DESCRIPTION OF THE TASK:
Reproduce each line exactly, including spacing and punctuation.

[Collected data entries]

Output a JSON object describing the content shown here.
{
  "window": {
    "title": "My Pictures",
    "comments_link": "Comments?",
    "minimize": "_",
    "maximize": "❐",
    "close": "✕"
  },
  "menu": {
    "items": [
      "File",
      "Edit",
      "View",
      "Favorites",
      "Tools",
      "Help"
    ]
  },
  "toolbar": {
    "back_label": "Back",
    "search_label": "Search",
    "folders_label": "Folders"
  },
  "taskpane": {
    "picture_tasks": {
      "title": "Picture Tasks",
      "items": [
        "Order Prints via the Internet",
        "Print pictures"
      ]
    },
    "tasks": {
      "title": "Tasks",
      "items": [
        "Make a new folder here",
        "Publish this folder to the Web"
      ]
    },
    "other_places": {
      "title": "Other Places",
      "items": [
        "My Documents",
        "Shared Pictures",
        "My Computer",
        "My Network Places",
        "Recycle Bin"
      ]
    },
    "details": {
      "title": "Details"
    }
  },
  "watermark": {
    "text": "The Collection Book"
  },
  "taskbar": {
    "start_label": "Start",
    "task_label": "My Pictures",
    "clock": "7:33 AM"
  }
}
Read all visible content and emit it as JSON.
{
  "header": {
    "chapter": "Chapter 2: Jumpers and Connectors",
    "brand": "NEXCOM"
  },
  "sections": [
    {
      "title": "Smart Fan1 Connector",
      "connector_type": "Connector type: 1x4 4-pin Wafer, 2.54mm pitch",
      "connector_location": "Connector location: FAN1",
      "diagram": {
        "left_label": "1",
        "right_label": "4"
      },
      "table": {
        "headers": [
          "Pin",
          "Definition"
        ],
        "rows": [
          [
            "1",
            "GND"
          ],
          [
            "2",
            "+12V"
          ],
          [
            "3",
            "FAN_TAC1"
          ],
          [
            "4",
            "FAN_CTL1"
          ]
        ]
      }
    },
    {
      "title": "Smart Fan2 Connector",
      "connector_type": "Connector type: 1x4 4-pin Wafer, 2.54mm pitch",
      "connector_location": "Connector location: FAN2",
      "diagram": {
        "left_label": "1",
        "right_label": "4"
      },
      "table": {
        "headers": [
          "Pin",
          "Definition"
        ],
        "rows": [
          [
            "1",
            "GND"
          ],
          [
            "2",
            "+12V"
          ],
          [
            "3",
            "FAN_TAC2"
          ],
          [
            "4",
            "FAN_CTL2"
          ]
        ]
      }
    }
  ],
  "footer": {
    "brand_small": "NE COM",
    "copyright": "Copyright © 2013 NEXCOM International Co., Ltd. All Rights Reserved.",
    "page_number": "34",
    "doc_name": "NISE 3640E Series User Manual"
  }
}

RESULT BELOW:
Output a JSON object describing the content shown here.
{
  "window": {
    "title": "My Pictures",
    "comments_link": "Comments?",
    "minimize": "_",
    "maximize": "❐",
    "close": "✕"
  },
  "menu": {
    "items": [
      "File",
      "Edit",
      "View",
      "Favorites",
      "Tools",
      "Help"
    ]
  },
  "toolbar": {
    "back_label": "Back",
    "search_label": "Search",
    "folders_label": "Folders"
  },
  "taskpane": {
    "picture_tasks": {
      "title": "Picture Tasks",
      "items": [
        "Order Prints via the Internet",
        "Print pictures"
      ]
    },
    "tasks": {
      "title": "Tasks",
      "items": [
        "Make a new folder here",
        "Publish this folder to the Web"
      ]
    },
    "other_places": {
      "title": "Other Places",
      "items": [
        "My Documents",
        "Shared Pictures",
        "My Computer",
        "My Network Places",
        "Recycle Bin"
      ]
    },
    "details": {
      "title": "Details"
    }
  },
  "watermark": {
    "text": "The Collection Book"
  },
  "taskbar": {
    "start_label": "Start",
    "task_label": "My Pictures",
    "clock": "7:33 AM"
  }
}
Read all visible content and emit it as JSON.
{
  "header": {
    "chapter": "Chapter 2: Jumpers and Connectors",
    "brand": "NEXCOM"
  },
  "sections": [
    {
      "title": "Smart Fan1 Connector",
      "connector_type": "Connector type: 1x4 4-pin Wafer, 2.54mm pitch",
      "connector_location": "Connector location: FAN1",
      "diagram": {
        "left_label": "1",
        "right_label": "4"
      },
      "table": {
        "headers": [
          "Pin",
          "Definition"
        ],
        "rows": [
          [
            "1",
            "GND"
          ],
          [
            "2",
            "+12V"
          ],
          [
            "3",
            "FAN_TAC1"
          ],
          [
            "4",
            "FAN_CTL1"
          ]
        ]
      }
    },
    {
      "title": "Smart Fan2 Connector",
      "connector_type": "Connector type: 1x4 4-pin Wafer, 2.54mm pitch",
      "connector_location": "Connector location: FAN2",
      "diagram": {
        "left_label": "1",
        "right_label": "4"
      },
      "table": {
        "headers": [
          "Pin",
          "Definition"
        ],
        "rows": [
          [
            "1",
            "GND"
          ],
          [
            "2",
            "+12V"
          ],
          [
            "3",
            "FAN_TAC2"
          ],
          [
            "4",
            "FAN_CTL2"
          ]
        ]
      }
    }
  ],
  "footer": {
    "brand_small": "NE COM",
    "copyright": "Copyright © 2013 NEXCOM International Co., Ltd. All Rights Reserved.",
    "page_number": "34",
    "doc_name": "NISE 3640E Series User Manual"
  }
}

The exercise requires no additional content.